[Figure content listings]
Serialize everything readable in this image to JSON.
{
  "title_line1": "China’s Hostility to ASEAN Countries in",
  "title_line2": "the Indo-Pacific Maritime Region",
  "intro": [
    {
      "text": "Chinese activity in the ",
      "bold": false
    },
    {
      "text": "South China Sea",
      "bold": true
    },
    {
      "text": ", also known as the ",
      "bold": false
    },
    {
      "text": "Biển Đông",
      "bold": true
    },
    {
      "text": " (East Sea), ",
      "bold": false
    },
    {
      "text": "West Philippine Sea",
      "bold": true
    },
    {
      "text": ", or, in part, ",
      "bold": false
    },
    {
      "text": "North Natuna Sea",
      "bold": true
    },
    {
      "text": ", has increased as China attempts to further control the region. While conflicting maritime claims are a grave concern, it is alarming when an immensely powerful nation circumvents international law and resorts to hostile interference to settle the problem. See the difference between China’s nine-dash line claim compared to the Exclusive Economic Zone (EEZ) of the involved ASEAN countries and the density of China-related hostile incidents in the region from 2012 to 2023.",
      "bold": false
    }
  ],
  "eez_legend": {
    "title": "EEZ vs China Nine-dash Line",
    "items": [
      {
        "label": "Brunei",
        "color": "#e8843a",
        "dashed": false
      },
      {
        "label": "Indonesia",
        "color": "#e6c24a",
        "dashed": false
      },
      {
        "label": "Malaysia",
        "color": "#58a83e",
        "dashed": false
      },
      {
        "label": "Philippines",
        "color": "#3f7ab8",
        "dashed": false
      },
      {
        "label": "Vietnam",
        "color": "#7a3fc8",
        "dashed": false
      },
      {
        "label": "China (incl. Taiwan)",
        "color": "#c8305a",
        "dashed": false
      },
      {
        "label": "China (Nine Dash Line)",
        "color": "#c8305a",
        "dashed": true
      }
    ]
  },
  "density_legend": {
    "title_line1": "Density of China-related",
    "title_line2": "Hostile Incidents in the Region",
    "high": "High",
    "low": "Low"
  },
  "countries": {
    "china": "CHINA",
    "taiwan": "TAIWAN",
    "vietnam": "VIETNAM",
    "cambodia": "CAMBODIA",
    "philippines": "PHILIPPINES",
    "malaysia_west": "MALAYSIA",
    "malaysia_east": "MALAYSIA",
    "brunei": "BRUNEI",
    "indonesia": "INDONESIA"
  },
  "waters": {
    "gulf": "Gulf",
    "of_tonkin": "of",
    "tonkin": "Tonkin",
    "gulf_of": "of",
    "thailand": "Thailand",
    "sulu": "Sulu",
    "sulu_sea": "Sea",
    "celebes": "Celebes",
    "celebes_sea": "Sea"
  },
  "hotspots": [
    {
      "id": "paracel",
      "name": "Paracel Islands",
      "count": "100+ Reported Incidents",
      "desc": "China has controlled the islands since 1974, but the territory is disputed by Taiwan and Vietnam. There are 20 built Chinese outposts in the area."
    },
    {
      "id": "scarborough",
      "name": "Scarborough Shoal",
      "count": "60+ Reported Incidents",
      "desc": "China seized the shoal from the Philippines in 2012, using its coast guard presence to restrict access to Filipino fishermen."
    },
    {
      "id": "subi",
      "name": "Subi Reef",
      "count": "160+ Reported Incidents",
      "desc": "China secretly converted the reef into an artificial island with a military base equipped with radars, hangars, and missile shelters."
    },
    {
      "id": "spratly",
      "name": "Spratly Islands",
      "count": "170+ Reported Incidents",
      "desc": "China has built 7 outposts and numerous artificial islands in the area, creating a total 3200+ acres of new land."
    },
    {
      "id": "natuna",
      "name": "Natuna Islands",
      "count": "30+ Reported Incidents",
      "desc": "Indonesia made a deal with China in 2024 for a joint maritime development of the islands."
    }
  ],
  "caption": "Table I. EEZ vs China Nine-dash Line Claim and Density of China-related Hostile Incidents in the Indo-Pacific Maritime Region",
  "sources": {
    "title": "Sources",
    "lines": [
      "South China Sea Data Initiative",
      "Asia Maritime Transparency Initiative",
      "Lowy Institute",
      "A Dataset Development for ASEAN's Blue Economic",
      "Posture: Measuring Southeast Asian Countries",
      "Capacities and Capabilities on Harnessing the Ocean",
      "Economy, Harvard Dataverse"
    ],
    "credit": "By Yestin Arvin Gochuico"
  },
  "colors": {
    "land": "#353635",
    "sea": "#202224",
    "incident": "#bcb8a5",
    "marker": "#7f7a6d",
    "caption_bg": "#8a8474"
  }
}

# [Written task]
Copy every line of the entries above in which "outposts" occurs.

# [Written response]
      "desc": "China has controlled the islands since 1974, but the territory is disputed by Taiwan and Vietnam. There are 20 built Chinese outposts in the area."
      "desc": "China has built 7 outposts and numerous artificial islands in the area, creating a total 3200+ acres of new land."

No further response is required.